**RECORD SET:**
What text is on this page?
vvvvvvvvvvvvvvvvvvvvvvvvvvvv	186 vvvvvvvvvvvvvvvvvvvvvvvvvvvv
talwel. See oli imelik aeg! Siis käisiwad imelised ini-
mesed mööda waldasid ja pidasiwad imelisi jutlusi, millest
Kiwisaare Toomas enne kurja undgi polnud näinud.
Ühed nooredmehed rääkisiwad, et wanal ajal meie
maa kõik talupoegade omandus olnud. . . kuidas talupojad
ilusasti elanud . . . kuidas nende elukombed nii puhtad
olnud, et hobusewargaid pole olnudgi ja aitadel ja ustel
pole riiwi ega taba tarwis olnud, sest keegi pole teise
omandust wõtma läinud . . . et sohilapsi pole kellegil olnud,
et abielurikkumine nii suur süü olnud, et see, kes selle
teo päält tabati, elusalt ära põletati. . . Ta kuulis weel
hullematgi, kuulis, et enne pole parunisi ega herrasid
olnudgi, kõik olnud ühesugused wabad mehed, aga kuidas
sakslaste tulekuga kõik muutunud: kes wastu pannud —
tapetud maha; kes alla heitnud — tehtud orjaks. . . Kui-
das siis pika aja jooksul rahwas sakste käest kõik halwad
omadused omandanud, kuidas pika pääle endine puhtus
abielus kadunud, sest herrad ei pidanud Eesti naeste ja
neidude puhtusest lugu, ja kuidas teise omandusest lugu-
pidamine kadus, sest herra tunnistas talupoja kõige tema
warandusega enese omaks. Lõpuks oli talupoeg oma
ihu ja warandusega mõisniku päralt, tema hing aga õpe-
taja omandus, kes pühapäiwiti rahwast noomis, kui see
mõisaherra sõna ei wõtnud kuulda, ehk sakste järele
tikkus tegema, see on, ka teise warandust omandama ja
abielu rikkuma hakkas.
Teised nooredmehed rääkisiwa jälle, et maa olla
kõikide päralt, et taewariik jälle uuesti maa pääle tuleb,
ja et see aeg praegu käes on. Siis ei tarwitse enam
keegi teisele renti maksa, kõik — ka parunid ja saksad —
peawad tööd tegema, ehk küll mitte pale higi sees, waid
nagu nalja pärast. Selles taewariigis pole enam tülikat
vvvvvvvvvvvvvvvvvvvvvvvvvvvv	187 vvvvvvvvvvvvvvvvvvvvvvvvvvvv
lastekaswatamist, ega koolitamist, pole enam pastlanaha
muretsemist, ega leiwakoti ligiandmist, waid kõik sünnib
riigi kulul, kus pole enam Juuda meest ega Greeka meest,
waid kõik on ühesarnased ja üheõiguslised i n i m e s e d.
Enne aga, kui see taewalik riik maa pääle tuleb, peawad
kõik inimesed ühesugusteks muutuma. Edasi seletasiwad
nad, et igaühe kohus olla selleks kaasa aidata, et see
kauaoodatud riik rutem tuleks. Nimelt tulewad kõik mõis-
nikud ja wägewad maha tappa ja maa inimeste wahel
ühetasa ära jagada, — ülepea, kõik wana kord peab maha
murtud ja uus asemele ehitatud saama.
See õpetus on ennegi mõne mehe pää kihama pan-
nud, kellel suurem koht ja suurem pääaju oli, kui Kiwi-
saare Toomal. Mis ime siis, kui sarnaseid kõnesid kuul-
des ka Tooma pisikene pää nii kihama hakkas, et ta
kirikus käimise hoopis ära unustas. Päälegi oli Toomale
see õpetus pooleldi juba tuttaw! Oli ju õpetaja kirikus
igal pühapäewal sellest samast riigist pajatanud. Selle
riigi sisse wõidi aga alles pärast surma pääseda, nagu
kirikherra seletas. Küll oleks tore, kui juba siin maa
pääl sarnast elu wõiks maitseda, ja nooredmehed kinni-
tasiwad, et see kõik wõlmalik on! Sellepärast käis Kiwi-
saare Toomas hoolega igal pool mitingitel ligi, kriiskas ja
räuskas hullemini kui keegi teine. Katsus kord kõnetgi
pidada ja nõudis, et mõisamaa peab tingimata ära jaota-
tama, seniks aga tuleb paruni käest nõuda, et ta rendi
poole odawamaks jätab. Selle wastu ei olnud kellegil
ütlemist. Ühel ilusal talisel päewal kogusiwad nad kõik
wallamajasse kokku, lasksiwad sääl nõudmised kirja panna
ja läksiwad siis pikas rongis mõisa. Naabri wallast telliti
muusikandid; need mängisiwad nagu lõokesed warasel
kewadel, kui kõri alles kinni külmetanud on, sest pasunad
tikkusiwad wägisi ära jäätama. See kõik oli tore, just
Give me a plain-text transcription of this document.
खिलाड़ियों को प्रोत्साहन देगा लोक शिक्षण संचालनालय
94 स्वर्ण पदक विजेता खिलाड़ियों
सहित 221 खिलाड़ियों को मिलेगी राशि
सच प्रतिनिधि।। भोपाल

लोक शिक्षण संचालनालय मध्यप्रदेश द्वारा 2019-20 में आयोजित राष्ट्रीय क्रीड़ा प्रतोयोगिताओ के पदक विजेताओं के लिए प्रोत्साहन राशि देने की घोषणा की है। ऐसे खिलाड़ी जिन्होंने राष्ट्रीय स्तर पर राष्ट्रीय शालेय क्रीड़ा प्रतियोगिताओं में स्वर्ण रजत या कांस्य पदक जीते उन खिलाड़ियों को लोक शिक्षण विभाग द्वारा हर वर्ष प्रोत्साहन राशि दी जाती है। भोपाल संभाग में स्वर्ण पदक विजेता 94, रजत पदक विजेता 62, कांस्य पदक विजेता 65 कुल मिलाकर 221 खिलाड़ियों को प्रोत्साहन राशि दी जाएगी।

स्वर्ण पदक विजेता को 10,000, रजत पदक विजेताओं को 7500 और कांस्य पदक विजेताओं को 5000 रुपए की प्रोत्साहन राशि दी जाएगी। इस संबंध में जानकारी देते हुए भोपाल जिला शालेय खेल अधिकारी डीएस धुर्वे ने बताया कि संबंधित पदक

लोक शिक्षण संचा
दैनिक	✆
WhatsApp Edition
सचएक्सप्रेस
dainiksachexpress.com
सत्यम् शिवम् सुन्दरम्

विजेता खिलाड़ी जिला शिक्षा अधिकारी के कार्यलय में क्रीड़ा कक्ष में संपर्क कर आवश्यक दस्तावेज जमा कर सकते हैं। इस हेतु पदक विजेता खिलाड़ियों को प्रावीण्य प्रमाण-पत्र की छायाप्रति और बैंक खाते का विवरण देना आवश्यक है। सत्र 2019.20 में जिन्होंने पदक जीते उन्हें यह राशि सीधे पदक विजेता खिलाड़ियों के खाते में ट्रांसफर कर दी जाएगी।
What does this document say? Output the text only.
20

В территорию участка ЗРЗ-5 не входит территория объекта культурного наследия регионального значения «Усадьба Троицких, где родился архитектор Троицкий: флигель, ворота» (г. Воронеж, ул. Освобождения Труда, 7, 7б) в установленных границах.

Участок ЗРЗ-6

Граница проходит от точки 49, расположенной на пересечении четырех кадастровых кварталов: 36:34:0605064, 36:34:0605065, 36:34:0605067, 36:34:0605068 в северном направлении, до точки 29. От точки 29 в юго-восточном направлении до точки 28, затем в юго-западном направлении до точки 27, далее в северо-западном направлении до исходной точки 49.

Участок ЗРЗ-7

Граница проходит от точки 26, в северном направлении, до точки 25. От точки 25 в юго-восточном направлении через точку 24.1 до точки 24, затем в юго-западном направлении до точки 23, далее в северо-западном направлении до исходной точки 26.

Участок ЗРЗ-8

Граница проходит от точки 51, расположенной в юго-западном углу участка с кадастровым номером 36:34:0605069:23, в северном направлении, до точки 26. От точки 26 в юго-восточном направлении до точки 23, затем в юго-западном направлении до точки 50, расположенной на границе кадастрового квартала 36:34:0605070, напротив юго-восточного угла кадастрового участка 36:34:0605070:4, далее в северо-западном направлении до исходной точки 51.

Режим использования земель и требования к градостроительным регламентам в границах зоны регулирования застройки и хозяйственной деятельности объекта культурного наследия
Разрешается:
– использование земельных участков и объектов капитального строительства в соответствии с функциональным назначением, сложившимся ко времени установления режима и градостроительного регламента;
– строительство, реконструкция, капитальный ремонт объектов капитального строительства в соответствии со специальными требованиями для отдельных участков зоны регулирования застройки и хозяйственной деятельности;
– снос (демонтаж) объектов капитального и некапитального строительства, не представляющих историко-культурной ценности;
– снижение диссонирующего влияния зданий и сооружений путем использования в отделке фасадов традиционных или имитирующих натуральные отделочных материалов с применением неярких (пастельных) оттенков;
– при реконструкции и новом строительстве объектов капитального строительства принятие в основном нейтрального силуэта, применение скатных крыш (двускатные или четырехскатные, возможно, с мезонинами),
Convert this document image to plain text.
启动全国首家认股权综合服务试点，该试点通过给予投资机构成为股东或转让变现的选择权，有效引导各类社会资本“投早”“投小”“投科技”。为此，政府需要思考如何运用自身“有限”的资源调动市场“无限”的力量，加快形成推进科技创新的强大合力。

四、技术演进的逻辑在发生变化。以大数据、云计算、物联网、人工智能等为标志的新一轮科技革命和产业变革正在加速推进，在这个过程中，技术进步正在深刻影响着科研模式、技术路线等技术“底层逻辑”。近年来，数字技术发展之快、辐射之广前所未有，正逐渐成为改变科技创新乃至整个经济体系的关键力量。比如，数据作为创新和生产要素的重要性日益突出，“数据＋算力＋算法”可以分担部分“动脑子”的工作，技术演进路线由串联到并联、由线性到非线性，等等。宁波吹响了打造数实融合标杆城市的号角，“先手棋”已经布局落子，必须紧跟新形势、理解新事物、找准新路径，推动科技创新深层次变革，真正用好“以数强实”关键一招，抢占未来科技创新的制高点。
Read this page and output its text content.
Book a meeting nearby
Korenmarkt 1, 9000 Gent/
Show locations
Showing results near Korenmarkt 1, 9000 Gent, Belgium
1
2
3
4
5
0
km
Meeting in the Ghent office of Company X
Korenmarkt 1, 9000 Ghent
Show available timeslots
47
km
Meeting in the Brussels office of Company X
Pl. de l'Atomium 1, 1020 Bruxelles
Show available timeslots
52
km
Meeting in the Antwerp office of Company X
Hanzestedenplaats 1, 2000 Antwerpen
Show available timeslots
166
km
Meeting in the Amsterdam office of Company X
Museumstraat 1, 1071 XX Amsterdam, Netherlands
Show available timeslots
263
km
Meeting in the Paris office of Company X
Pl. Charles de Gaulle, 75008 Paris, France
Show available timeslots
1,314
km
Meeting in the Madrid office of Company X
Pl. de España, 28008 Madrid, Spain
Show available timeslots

**THE PROBLEM:**
Report the number of lines of the listing above that hold the string "vvvvvvvvvvvvvvvvvvvvvvvvvvvv", with no other text.

**RESULT OF THIS EXERCISE:**
2